Start Records for the task

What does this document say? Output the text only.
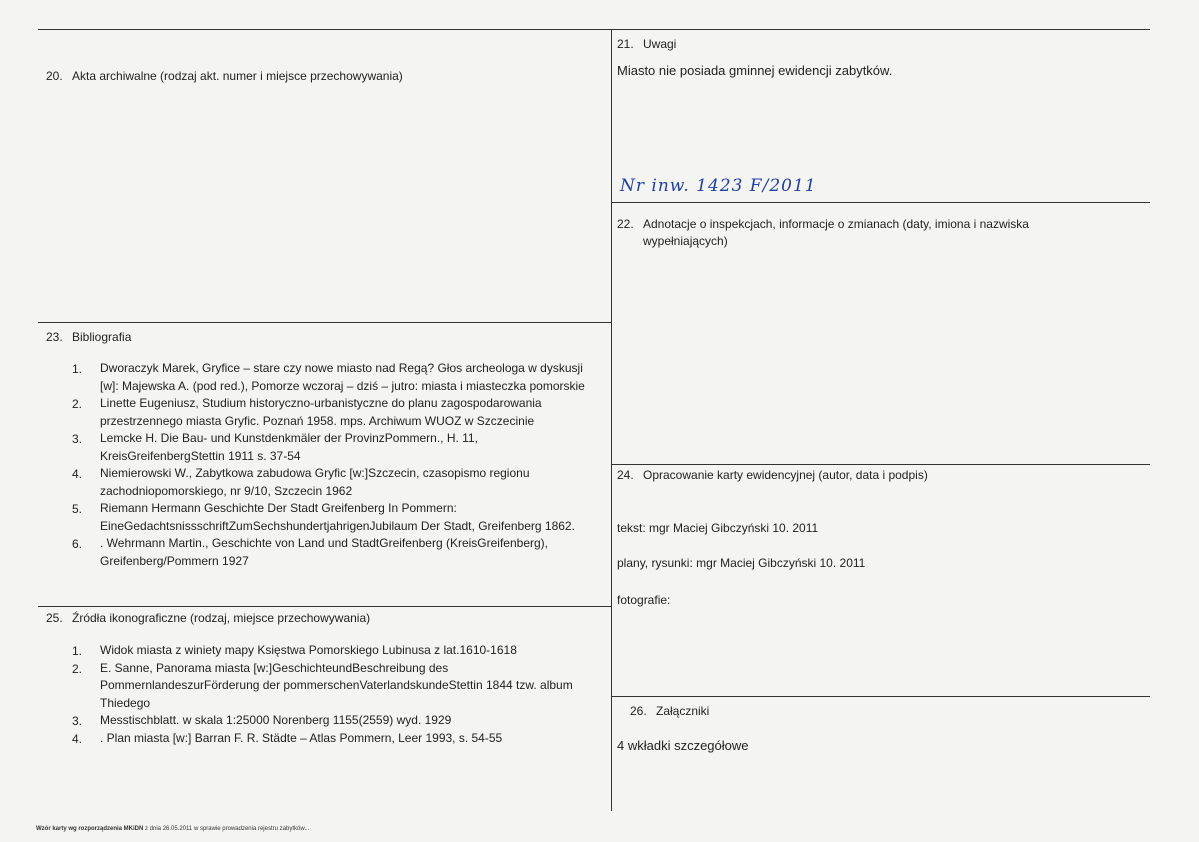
20. Akta archiwalne (rodzaj akt. numer i miejsce przechowywania)
21. Uwagi
Miasto nie posiada gminnej ewidencji zabytków.
Nr inw. 1423 F/2011
22. Adnotacje o inspekcjach, informacje o zmianach (daty, imiona i nazwiska
wypełniających)
23. Bibliografia
1. Dworaczyk Marek, Gryfice – stare czy nowe miasto nad Regą? Głos archeologa w dyskusji [w]: Majewska A. (pod red.), Pomorze wczoraj – dziś – jutro: miasta i miasteczka pomorskie
2. Linette Eugeniusz, Studium historyczno-urbanistyczne do planu zagospodarowania przestrzennego miasta Gryfic. Poznań 1958. mps. Archiwum WUOZ w Szczecinie
3. Lemcke H. Die Bau- und Kunstdenkmäler der ProvinzPommern., H. 11, KreisGreifenbergStettin 1911 s. 37-54
4. Niemierowski W., Zabytkowa zabudowa Gryfic [w:]Szczecin, czasopismo regionu zachodniopomorskiego, nr 9/10, Szczecin 1962
5. Riemann Hermann Geschichte Der Stadt Greifenberg In Pommern: EineGedachtsnissschriftZumSechshundertjahrigenJubilaum Der Stadt, Greifenberg 1862.
6. . Wehrmann Martin., Geschichte von Land und StadtGreifenberg (KreisGreifenberg), Greifenberg/Pommern 1927
24. Opracowanie karty ewidencyjnej (autor, data i podpis)
tekst: mgr Maciej Gibczyński 10. 2011
plany, rysunki: mgr Maciej Gibczyński 10. 2011
fotografie:
25. Źródła ikonograficzne (rodzaj, miejsce przechowywania)
1. Widok miasta z winiety mapy Księstwa Pomorskiego Lubinusa z lat.1610-1618
2. E. Sanne, Panorama miasta [w:]GeschichteundBeschreibung des PommernlandeszurFörderung der pommerschenVaterlandskundeStettin 1844 tzw. album Thiedego
3. Messtischblatt. w skala 1:25000 Norenberg 1155(2559) wyd. 1929
4. . Plan miasta [w:] Barran F. R. Städte – Atlas Pommern, Leer 1993, s. 54-55
26. Załączniki
4 wkładki szczegółowe
Wzór karty wg rozporządzenia MKiDN z dnia 26.05.2011 w sprawie prowadzenia rejestru zabytków...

End Records for the task

Exercise instructions: Read the entries above, then pull out the lines that include "przechowywania".

Task response:
20. Akta archiwalne (rodzaj akt. numer i miejsce przechowywania)
25. Źródła ikonograficzne (rodzaj, miejsce przechowywania)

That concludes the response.